_Stored data_.

# # # #

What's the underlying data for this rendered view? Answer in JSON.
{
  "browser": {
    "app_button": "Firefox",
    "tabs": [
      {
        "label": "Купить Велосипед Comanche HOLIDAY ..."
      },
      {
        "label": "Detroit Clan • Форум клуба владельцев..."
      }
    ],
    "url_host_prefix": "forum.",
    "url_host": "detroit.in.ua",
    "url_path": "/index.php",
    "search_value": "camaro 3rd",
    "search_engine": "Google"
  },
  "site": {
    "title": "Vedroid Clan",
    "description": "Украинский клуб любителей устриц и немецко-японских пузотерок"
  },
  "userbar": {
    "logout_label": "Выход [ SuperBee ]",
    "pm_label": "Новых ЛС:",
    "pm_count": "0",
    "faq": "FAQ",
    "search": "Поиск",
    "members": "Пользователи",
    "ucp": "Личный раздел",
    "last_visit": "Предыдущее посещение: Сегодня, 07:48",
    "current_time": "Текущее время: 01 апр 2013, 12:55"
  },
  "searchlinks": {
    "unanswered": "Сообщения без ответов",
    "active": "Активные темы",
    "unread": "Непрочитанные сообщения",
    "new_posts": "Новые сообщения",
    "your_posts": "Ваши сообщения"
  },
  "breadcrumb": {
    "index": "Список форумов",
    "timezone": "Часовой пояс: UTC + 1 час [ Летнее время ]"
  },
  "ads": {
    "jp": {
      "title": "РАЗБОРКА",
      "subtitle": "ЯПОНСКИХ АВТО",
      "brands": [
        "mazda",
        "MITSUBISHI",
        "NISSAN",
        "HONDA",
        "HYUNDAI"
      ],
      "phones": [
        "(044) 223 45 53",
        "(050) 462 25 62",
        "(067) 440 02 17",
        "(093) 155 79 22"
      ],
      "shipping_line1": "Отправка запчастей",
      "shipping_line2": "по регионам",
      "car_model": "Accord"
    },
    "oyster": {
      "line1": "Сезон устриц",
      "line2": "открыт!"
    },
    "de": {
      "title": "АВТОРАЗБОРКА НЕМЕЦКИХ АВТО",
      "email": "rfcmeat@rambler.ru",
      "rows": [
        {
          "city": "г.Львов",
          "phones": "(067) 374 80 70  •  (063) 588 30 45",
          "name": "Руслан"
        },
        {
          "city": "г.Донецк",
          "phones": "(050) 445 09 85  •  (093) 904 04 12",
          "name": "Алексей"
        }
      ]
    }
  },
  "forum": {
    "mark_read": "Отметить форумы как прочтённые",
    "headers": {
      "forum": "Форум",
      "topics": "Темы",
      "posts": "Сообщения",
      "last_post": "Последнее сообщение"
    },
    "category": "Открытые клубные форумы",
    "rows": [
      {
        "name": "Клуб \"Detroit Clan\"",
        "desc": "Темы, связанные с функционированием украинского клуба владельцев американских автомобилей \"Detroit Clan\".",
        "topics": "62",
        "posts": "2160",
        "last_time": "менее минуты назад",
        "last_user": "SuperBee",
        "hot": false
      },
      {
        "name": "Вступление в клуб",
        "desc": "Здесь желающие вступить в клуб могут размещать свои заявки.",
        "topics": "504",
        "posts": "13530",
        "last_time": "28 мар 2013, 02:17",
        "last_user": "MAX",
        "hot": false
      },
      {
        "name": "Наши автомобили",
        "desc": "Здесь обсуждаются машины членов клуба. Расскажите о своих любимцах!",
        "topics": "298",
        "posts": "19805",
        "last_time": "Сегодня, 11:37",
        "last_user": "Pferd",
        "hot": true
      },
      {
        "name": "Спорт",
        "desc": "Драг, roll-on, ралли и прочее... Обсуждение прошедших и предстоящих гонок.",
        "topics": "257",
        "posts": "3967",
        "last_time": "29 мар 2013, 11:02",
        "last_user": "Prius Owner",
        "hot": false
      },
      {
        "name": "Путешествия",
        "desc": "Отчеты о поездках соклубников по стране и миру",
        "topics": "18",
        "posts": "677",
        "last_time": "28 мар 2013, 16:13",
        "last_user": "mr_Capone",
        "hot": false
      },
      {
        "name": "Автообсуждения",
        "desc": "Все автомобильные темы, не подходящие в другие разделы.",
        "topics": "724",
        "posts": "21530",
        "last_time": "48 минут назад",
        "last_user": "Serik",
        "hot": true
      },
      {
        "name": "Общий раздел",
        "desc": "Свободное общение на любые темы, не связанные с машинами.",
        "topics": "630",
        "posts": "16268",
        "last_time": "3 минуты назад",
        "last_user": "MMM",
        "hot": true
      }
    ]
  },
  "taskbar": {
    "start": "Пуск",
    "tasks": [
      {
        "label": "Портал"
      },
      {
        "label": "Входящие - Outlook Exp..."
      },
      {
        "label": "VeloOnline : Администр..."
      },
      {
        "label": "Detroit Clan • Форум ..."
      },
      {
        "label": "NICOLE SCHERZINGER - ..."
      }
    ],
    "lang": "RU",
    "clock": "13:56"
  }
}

# # # #

_AIM OF THE TASK_. The answer should be a single number: the count of lines in the data that include the string "Clan".

_COMPLETE ANSWER_. 5